■ The task
Repeat the records below exactly.

****************************************

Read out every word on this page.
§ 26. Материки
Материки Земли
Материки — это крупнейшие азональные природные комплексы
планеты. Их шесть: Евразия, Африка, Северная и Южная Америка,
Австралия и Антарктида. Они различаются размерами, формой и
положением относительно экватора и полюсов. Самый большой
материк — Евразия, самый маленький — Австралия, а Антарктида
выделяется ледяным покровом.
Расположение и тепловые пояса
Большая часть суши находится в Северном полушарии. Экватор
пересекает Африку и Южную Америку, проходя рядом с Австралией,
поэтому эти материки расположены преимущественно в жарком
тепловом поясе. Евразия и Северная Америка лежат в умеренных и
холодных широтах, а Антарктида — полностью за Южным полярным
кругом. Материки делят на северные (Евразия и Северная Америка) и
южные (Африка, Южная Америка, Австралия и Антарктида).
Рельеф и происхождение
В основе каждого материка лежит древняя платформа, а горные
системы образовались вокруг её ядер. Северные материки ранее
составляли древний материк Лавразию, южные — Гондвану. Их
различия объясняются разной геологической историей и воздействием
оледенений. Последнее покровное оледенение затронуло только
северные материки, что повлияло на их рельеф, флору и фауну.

****************************************

■ Solution to the exercise
Read out every word on this page.
§ 26. Материки
Материки Земли
Материки — это крупнейшие азональные природные комплексы
планеты. Их шесть: Евразия, Африка, Северная и Южная Америка,
Австралия и Антарктида. Они различаются размерами, формой и
положением относительно экватора и полюсов. Самый большой
материк — Евразия, самый маленький — Австралия, а Антарктида
выделяется ледяным покровом.
Расположение и тепловые пояса
Большая часть суши находится в Северном полушарии. Экватор
пересекает Африку и Южную Америку, проходя рядом с Австралией,
поэтому эти материки расположены преимущественно в жарком
тепловом поясе. Евразия и Северная Америка лежат в умеренных и
холодных широтах, а Антарктида — полностью за Южным полярным
кругом. Материки делят на северные (Евразия и Северная Америка) и
южные (Африка, Южная Америка, Австралия и Антарктида).
Рельеф и происхождение
В основе каждого материка лежит древняя платформа, а горные
системы образовались вокруг её ядер. Северные материки ранее
составляли древний материк Лавразию, южные — Гондвану. Их
различия объясняются разной геологической историей и воздействием
оледенений. Последнее покровное оледенение затронуло только
северные материки, что повлияло на их рельеф, флору и фауну.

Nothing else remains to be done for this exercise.